#### SUPPLIED MATERIAL
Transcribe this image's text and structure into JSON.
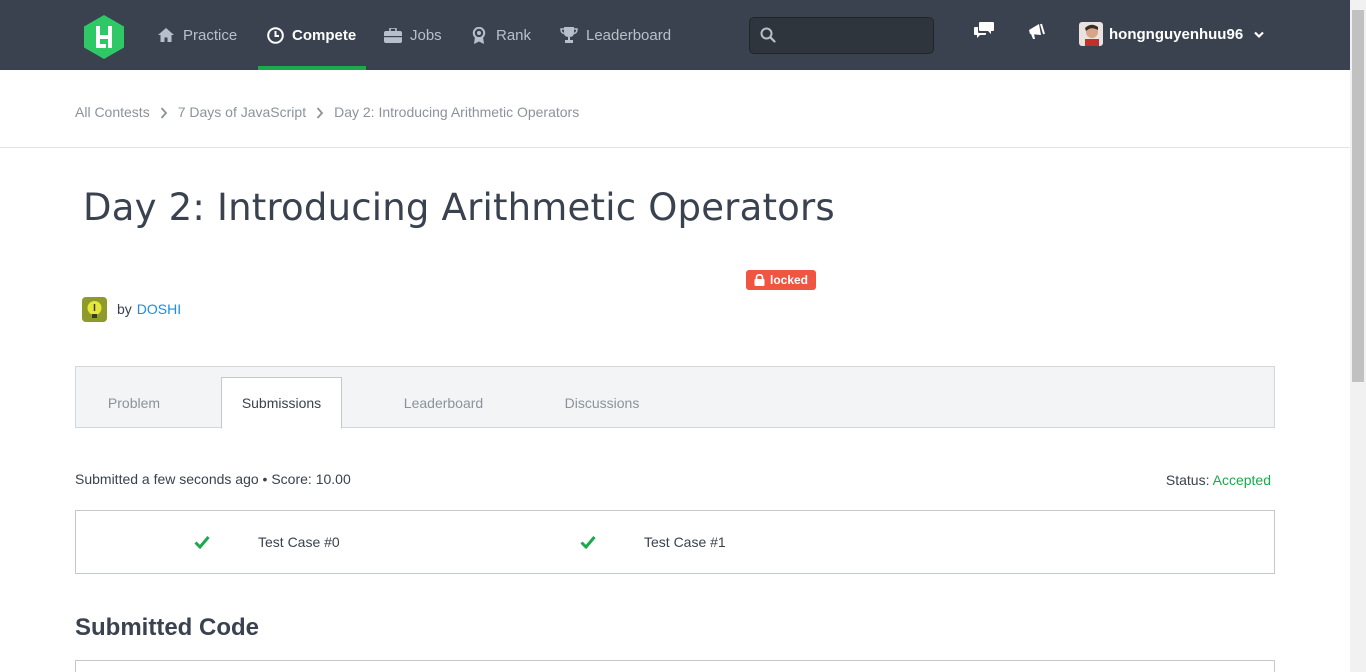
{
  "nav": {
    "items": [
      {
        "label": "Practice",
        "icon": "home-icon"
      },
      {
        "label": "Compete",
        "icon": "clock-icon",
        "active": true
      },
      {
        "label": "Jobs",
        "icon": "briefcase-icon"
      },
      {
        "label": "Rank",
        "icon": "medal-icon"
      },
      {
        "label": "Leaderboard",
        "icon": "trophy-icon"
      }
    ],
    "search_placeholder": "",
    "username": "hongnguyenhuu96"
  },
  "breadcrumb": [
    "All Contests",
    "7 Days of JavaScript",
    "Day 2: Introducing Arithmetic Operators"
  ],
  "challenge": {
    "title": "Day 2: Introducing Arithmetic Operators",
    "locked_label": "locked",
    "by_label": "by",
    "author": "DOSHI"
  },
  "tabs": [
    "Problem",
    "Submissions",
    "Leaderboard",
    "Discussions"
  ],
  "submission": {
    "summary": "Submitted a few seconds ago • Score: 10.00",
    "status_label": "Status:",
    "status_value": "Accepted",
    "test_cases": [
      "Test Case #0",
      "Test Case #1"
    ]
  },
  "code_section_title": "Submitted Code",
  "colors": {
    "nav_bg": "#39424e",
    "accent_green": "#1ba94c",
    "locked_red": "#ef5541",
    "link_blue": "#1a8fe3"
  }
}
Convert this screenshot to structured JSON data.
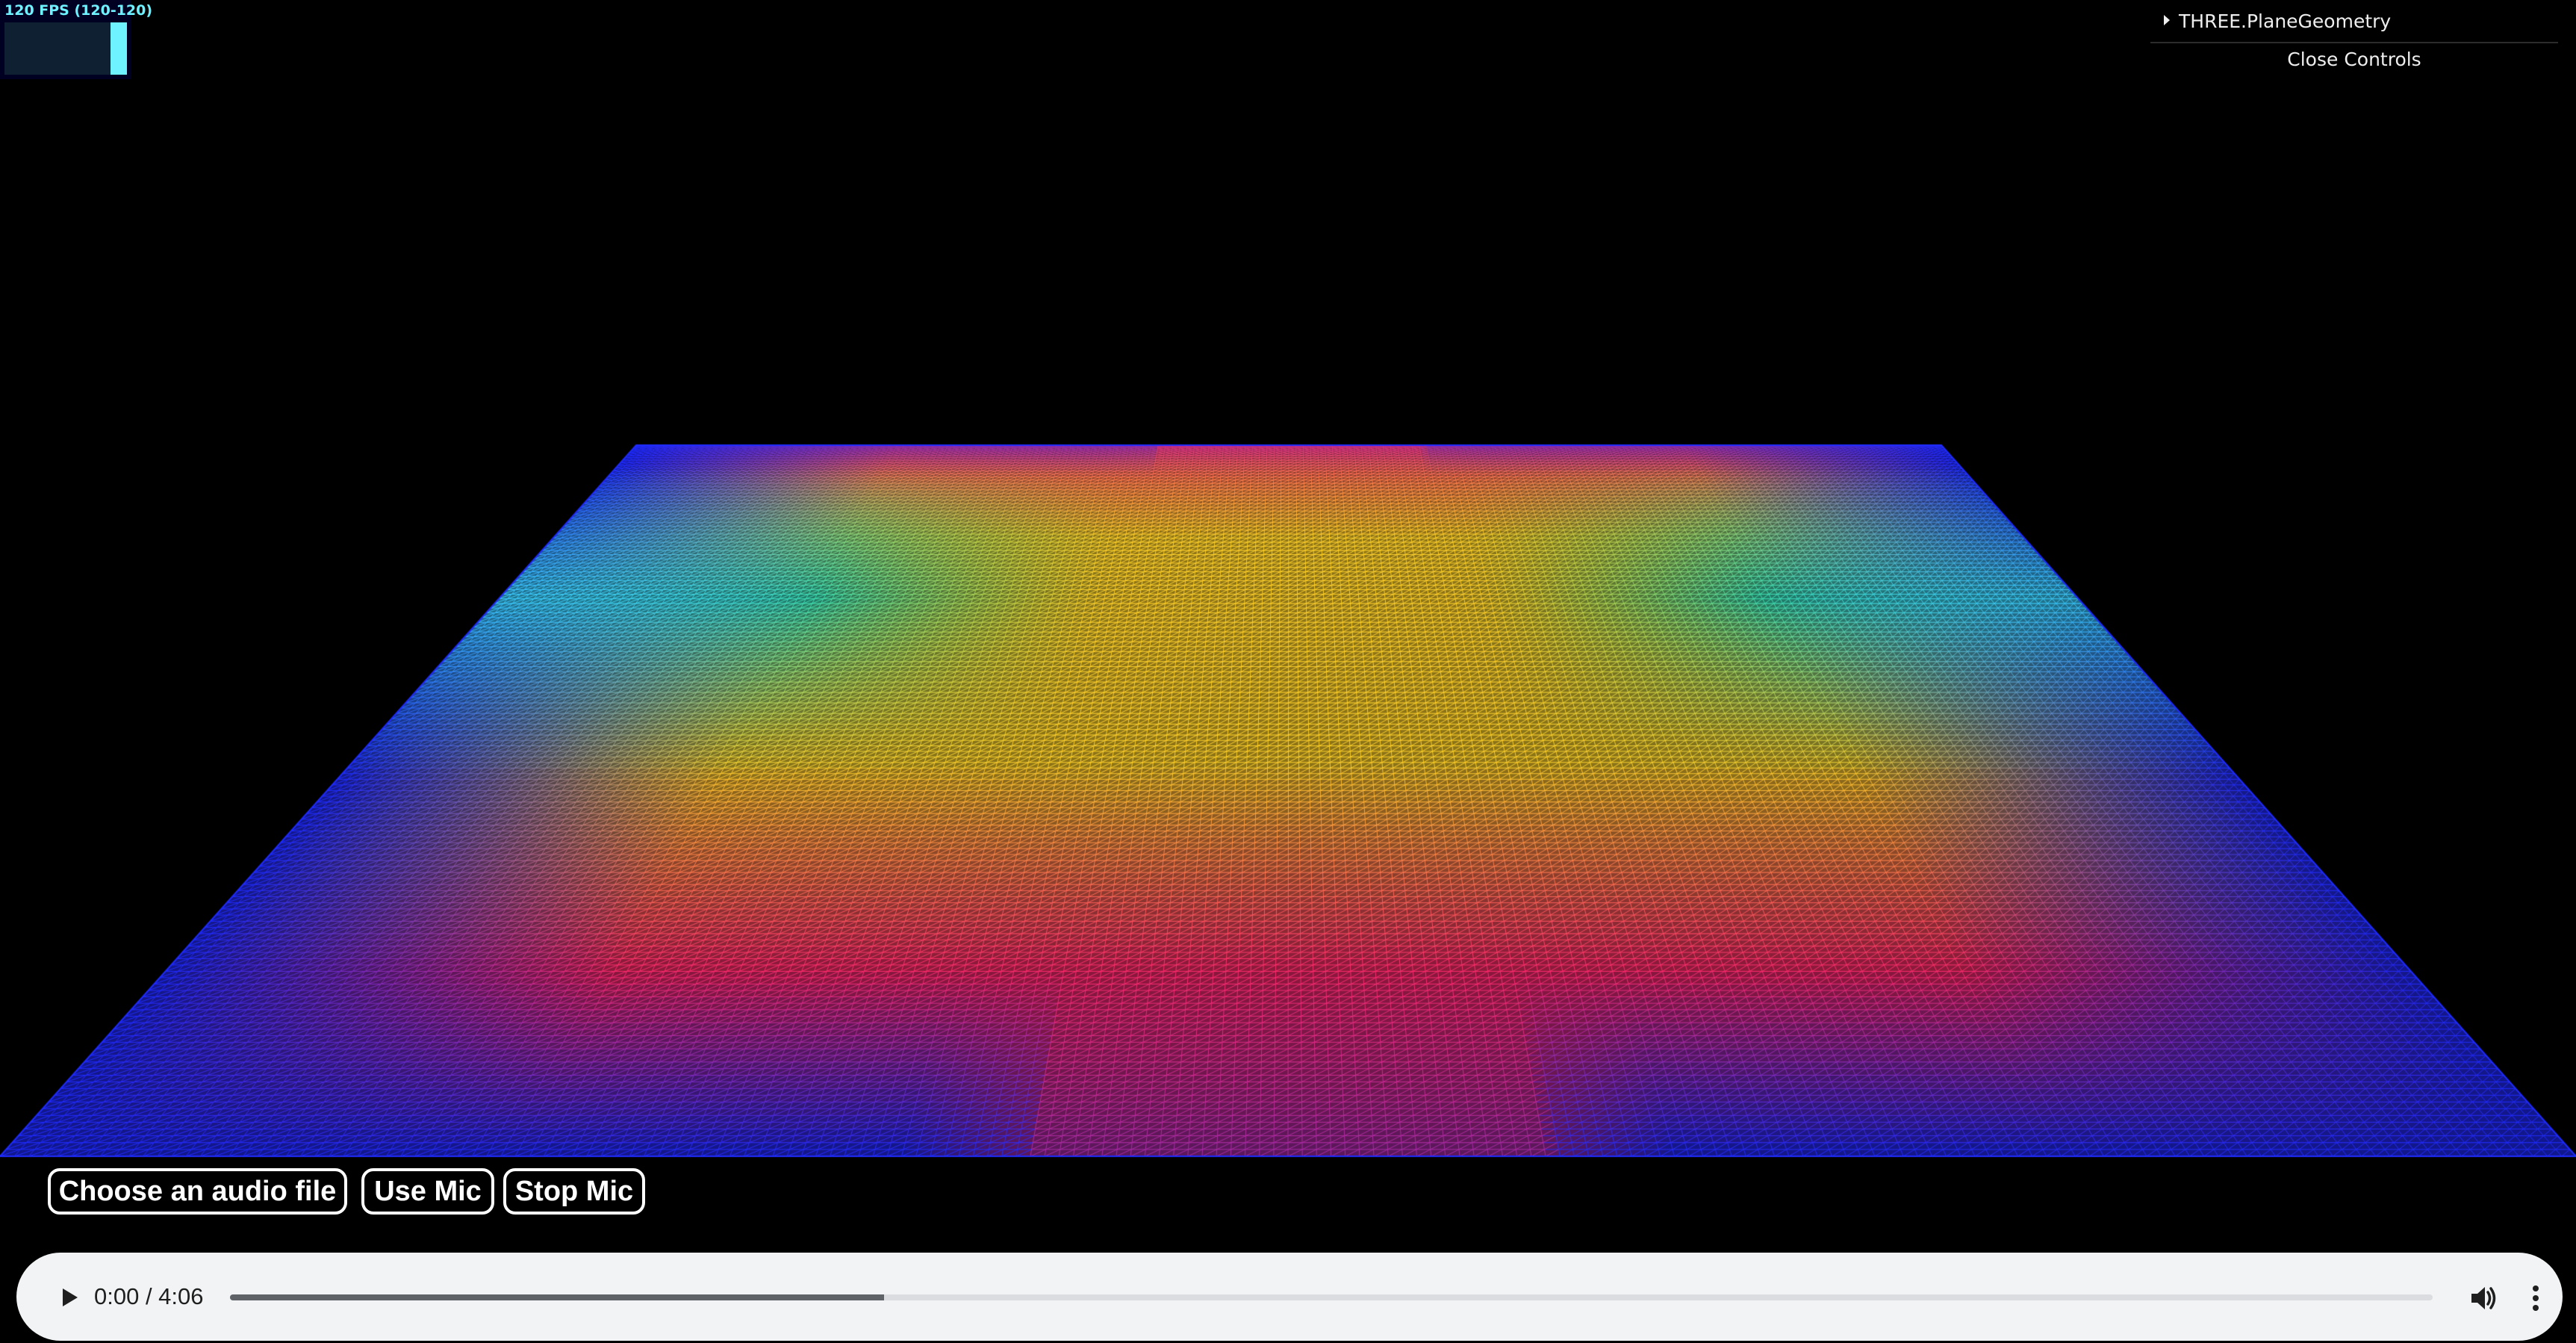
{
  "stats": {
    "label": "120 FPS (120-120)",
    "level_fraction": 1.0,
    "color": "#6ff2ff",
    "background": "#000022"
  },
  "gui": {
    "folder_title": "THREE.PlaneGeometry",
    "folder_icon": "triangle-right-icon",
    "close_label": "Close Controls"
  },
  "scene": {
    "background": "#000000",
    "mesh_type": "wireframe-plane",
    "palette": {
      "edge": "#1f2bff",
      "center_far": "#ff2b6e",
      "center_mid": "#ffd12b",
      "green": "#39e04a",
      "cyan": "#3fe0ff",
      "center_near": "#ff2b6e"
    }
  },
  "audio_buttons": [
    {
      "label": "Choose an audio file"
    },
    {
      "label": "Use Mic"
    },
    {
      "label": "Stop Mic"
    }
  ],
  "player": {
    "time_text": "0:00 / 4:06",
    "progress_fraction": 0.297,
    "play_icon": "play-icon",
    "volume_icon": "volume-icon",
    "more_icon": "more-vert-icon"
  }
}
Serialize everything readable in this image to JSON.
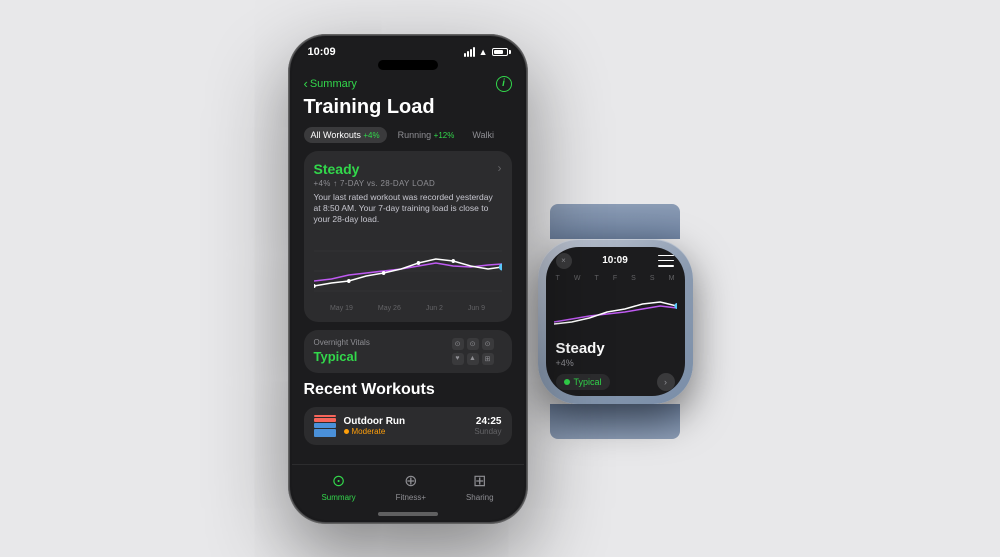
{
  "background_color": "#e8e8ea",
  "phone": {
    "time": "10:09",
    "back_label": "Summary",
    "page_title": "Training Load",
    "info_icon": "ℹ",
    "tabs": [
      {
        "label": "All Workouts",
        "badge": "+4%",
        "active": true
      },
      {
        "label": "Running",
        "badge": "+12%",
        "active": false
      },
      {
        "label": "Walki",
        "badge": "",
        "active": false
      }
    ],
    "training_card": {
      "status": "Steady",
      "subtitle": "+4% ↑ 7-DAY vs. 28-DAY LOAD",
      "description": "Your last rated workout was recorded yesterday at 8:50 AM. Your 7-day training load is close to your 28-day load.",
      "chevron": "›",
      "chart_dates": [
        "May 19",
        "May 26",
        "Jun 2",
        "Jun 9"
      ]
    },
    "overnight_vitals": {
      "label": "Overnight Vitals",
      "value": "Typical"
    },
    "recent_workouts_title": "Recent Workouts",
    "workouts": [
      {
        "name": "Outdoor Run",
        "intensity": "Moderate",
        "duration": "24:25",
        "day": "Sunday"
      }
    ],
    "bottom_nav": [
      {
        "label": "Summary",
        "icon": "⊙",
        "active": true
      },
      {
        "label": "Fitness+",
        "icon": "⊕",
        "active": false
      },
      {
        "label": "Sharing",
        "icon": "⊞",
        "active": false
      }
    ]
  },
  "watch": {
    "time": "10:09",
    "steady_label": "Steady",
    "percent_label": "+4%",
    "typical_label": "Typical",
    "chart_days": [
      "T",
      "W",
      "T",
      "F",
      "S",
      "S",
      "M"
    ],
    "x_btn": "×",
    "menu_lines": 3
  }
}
########
Leave out the pictures and output the rest of the material exactly as written.

→ **EXERCISE ANSWER**
Transcribe this image's text and structure into JSON.
{
  "nav": {
    "items": [
      {
        "label": "Practice",
        "icon": "home-icon"
      },
      {
        "label": "Compete",
        "icon": "clock-icon",
        "active": true
      },
      {
        "label": "Jobs",
        "icon": "briefcase-icon"
      },
      {
        "label": "Rank",
        "icon": "medal-icon"
      },
      {
        "label": "Leaderboard",
        "icon": "trophy-icon"
      }
    ],
    "search_placeholder": "",
    "username": "hongnguyenhuu96"
  },
  "breadcrumb": [
    "All Contests",
    "7 Days of JavaScript",
    "Day 2: Introducing Arithmetic Operators"
  ],
  "challenge": {
    "title": "Day 2: Introducing Arithmetic Operators",
    "locked_label": "locked",
    "by_label": "by",
    "author": "DOSHI"
  },
  "tabs": [
    "Problem",
    "Submissions",
    "Leaderboard",
    "Discussions"
  ],
  "submission": {
    "summary": "Submitted a few seconds ago • Score: 10.00",
    "status_label": "Status:",
    "status_value": "Accepted",
    "test_cases": [
      "Test Case #0",
      "Test Case #1"
    ]
  },
  "code_section_title": "Submitted Code",
  "colors": {
    "nav_bg": "#39424e",
    "accent_green": "#1ba94c",
    "locked_red": "#ef5541",
    "link_blue": "#1a8fe3"
  }
}
Convert this screenshot to structured JSON data.
{
  "stats": {
    "label": "120 FPS (120-120)",
    "level_fraction": 1.0,
    "color": "#6ff2ff",
    "background": "#000022"
  },
  "gui": {
    "folder_title": "THREE.PlaneGeometry",
    "folder_icon": "triangle-right-icon",
    "close_label": "Close Controls"
  },
  "scene": {
    "background": "#000000",
    "mesh_type": "wireframe-plane",
    "palette": {
      "edge": "#1f2bff",
      "center_far": "#ff2b6e",
      "center_mid": "#ffd12b",
      "green": "#39e04a",
      "cyan": "#3fe0ff",
      "center_near": "#ff2b6e"
    }
  },
  "audio_buttons": [
    {
      "label": "Choose an audio file"
    },
    {
      "label": "Use Mic"
    },
    {
      "label": "Stop Mic"
    }
  ],
  "player": {
    "time_text": "0:00 / 4:06",
    "progress_fraction": 0.297,
    "play_icon": "play-icon",
    "volume_icon": "volume-icon",
    "more_icon": "more-vert-icon"
  }
}
Serialize everything readable in this image to JSON.
{
  "background_color": "#e8e8ea",
  "phone": {
    "time": "10:09",
    "back_label": "Summary",
    "page_title": "Training Load",
    "info_icon": "ℹ",
    "tabs": [
      {
        "label": "All Workouts",
        "badge": "+4%",
        "active": true
      },
      {
        "label": "Running",
        "badge": "+12%",
        "active": false
      },
      {
        "label": "Walki",
        "badge": "",
        "active": false
      }
    ],
    "training_card": {
      "status": "Steady",
      "subtitle": "+4% ↑ 7-DAY vs. 28-DAY LOAD",
      "description": "Your last rated workout was recorded yesterday at 8:50 AM. Your 7-day training load is close to your 28-day load.",
      "chevron": "›",
      "chart_dates": [
        "May 19",
        "May 26",
        "Jun 2",
        "Jun 9"
      ]
    },
    "overnight_vitals": {
      "label": "Overnight Vitals",
      "value": "Typical"
    },
    "recent_workouts_title": "Recent Workouts",
    "workouts": [
      {
        "name": "Outdoor Run",
        "intensity": "Moderate",
        "duration": "24:25",
        "day": "Sunday"
      }
    ],
    "bottom_nav": [
      {
        "label": "Summary",
        "icon": "⊙",
        "active": true
      },
      {
        "label": "Fitness+",
        "icon": "⊕",
        "active": false
      },
      {
        "label": "Sharing",
        "icon": "⊞",
        "active": false
      }
    ]
  },
  "watch": {
    "time": "10:09",
    "steady_label": "Steady",
    "percent_label": "+4%",
    "typical_label": "Typical",
    "chart_days": [
      "T",
      "W",
      "T",
      "F",
      "S",
      "S",
      "M"
    ],
    "x_btn": "×",
    "menu_lines": 3
  }
}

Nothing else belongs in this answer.